[WRITTEN TASK]: Give every entry again, word for word.

Figure record listings
+ + +

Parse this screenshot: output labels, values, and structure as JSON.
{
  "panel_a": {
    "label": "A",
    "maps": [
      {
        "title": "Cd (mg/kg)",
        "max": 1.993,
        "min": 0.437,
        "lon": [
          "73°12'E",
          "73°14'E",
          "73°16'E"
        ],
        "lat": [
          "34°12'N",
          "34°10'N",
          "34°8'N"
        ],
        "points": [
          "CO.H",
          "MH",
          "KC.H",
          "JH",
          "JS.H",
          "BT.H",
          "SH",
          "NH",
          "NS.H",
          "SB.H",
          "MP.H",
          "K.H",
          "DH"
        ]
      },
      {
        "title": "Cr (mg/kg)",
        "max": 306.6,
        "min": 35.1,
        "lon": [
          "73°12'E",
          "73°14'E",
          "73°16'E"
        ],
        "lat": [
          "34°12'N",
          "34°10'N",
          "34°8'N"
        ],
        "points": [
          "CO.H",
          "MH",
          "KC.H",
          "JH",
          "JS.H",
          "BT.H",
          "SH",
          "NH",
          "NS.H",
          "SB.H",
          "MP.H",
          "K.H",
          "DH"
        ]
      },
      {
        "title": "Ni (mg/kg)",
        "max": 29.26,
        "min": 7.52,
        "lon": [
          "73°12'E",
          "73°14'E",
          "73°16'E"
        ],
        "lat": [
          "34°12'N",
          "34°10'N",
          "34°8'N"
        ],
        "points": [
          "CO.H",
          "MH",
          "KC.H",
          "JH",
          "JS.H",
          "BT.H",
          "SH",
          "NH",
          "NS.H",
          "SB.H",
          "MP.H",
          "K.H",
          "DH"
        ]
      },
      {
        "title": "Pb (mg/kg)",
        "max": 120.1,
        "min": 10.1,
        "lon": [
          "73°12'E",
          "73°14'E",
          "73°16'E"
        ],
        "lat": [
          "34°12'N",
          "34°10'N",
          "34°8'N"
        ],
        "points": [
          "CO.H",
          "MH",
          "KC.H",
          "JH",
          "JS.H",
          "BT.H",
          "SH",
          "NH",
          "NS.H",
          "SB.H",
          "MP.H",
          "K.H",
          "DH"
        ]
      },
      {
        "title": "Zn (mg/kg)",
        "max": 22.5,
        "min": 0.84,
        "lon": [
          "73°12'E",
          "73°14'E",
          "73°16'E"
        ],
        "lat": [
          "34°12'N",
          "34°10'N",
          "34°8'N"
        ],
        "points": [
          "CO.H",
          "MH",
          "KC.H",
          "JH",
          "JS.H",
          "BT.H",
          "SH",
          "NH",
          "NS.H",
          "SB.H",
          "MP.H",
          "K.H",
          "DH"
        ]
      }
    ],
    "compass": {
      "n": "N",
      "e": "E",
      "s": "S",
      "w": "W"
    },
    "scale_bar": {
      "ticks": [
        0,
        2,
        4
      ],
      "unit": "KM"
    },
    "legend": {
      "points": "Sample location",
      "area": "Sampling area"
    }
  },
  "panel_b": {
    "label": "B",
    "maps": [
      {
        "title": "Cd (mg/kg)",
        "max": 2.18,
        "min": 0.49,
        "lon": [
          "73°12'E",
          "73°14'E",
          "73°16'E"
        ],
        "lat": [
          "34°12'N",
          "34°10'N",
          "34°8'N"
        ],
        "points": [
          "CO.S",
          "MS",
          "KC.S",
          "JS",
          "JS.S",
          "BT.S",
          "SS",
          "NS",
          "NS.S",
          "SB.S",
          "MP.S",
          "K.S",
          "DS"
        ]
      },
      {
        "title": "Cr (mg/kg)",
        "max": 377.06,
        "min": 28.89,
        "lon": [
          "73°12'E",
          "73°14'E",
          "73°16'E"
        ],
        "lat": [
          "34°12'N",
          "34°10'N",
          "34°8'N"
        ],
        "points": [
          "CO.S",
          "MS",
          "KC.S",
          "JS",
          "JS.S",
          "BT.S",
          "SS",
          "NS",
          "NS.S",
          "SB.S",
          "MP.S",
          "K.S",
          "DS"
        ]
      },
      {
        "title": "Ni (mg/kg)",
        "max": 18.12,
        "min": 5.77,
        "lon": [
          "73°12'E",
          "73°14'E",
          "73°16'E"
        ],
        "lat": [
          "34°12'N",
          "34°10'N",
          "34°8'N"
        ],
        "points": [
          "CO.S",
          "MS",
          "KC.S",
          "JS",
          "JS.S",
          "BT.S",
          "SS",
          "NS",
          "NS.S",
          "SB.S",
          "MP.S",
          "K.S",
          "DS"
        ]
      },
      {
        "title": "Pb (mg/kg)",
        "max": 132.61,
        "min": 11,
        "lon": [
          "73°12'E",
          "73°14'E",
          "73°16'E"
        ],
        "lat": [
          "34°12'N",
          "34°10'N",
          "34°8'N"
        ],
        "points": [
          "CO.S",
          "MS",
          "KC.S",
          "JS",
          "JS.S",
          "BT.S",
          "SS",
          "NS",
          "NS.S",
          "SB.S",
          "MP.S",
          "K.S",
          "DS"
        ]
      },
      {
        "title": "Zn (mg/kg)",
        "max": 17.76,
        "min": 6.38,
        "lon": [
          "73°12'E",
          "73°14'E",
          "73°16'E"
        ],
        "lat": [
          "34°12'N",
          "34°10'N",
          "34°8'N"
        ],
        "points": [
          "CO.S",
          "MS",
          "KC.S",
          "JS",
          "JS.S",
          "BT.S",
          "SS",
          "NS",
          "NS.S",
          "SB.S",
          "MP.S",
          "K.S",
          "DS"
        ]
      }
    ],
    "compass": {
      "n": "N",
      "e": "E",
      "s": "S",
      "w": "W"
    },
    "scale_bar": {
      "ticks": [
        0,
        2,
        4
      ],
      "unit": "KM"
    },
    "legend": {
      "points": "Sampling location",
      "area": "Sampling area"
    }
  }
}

+ + +

[OUTPUT FOR THIS TASK]:
Parse this screenshot: output labels, values, and structure as JSON.
{
  "panel_a": {
    "label": "A",
    "maps": [
      {
        "title": "Cd (mg/kg)",
        "max": 1.993,
        "min": 0.437,
        "lon": [
          "73°12'E",
          "73°14'E",
          "73°16'E"
        ],
        "lat": [
          "34°12'N",
          "34°10'N",
          "34°8'N"
        ],
        "points": [
          "CO.H",
          "MH",
          "KC.H",
          "JH",
          "JS.H",
          "BT.H",
          "SH",
          "NH",
          "NS.H",
          "SB.H",
          "MP.H",
          "K.H",
          "DH"
        ]
      },
      {
        "title": "Cr (mg/kg)",
        "max": 306.6,
        "min": 35.1,
        "lon": [
          "73°12'E",
          "73°14'E",
          "73°16'E"
        ],
        "lat": [
          "34°12'N",
          "34°10'N",
          "34°8'N"
        ],
        "points": [
          "CO.H",
          "MH",
          "KC.H",
          "JH",
          "JS.H",
          "BT.H",
          "SH",
          "NH",
          "NS.H",
          "SB.H",
          "MP.H",
          "K.H",
          "DH"
        ]
      },
      {
        "title": "Ni (mg/kg)",
        "max": 29.26,
        "min": 7.52,
        "lon": [
          "73°12'E",
          "73°14'E",
          "73°16'E"
        ],
        "lat": [
          "34°12'N",
          "34°10'N",
          "34°8'N"
        ],
        "points": [
          "CO.H",
          "MH",
          "KC.H",
          "JH",
          "JS.H",
          "BT.H",
          "SH",
          "NH",
          "NS.H",
          "SB.H",
          "MP.H",
          "K.H",
          "DH"
        ]
      },
      {
        "title": "Pb (mg/kg)",
        "max": 120.1,
        "min": 10.1,
        "lon": [
          "73°12'E",
          "73°14'E",
          "73°16'E"
        ],
        "lat": [
          "34°12'N",
          "34°10'N",
          "34°8'N"
        ],
        "points": [
          "CO.H",
          "MH",
          "KC.H",
          "JH",
          "JS.H",
          "BT.H",
          "SH",
          "NH",
          "NS.H",
          "SB.H",
          "MP.H",
          "K.H",
          "DH"
        ]
      },
      {
        "title": "Zn (mg/kg)",
        "max": 22.5,
        "min": 0.84,
        "lon": [
          "73°12'E",
          "73°14'E",
          "73°16'E"
        ],
        "lat": [
          "34°12'N",
          "34°10'N",
          "34°8'N"
        ],
        "points": [
          "CO.H",
          "MH",
          "KC.H",
          "JH",
          "JS.H",
          "BT.H",
          "SH",
          "NH",
          "NS.H",
          "SB.H",
          "MP.H",
          "K.H",
          "DH"
        ]
      }
    ],
    "compass": {
      "n": "N",
      "e": "E",
      "s": "S",
      "w": "W"
    },
    "scale_bar": {
      "ticks": [
        0,
        2,
        4
      ],
      "unit": "KM"
    },
    "legend": {
      "points": "Sample location",
      "area": "Sampling area"
    }
  },
  "panel_b": {
    "label": "B",
    "maps": [
      {
        "title": "Cd (mg/kg)",
        "max": 2.18,
        "min": 0.49,
        "lon": [
          "73°12'E",
          "73°14'E",
          "73°16'E"
        ],
        "lat": [
          "34°12'N",
          "34°10'N",
          "34°8'N"
        ],
        "points": [
          "CO.S",
          "MS",
          "KC.S",
          "JS",
          "JS.S",
          "BT.S",
          "SS",
          "NS",
          "NS.S",
          "SB.S",
          "MP.S",
          "K.S",
          "DS"
        ]
      },
      {
        "title": "Cr (mg/kg)",
        "max": 377.06,
        "min": 28.89,
        "lon": [
          "73°12'E",
          "73°14'E",
          "73°16'E"
        ],
        "lat": [
          "34°12'N",
          "34°10'N",
          "34°8'N"
        ],
        "points": [
          "CO.S",
          "MS",
          "KC.S",
          "JS",
          "JS.S",
          "BT.S",
          "SS",
          "NS",
          "NS.S",
          "SB.S",
          "MP.S",
          "K.S",
          "DS"
        ]
      },
      {
        "title": "Ni (mg/kg)",
        "max": 18.12,
        "min": 5.77,
        "lon": [
          "73°12'E",
          "73°14'E",
          "73°16'E"
        ],
        "lat": [
          "34°12'N",
          "34°10'N",
          "34°8'N"
        ],
        "points": [
          "CO.S",
          "MS",
          "KC.S",
          "JS",
          "JS.S",
          "BT.S",
          "SS",
          "NS",
          "NS.S",
          "SB.S",
          "MP.S",
          "K.S",
          "DS"
        ]
      },
      {
        "title": "Pb (mg/kg)",
        "max": 132.61,
        "min": 11,
        "lon": [
          "73°12'E",
          "73°14'E",
          "73°16'E"
        ],
        "lat": [
          "34°12'N",
          "34°10'N",
          "34°8'N"
        ],
        "points": [
          "CO.S",
          "MS",
          "KC.S",
          "JS",
          "JS.S",
          "BT.S",
          "SS",
          "NS",
          "NS.S",
          "SB.S",
          "MP.S",
          "K.S",
          "DS"
        ]
      },
      {
        "title": "Zn (mg/kg)",
        "max": 17.76,
        "min": 6.38,
        "lon": [
          "73°12'E",
          "73°14'E",
          "73°16'E"
        ],
        "lat": [
          "34°12'N",
          "34°10'N",
          "34°8'N"
        ],
        "points": [
          "CO.S",
          "MS",
          "KC.S",
          "JS",
          "JS.S",
          "BT.S",
          "SS",
          "NS",
          "NS.S",
          "SB.S",
          "MP.S",
          "K.S",
          "DS"
        ]
      }
    ],
    "compass": {
      "n": "N",
      "e": "E",
      "s": "S",
      "w": "W"
    },
    "scale_bar": {
      "ticks": [
        0,
        2,
        4
      ],
      "unit": "KM"
    },
    "legend": {
      "points": "Sampling location",
      "area": "Sampling area"
    }
  }
}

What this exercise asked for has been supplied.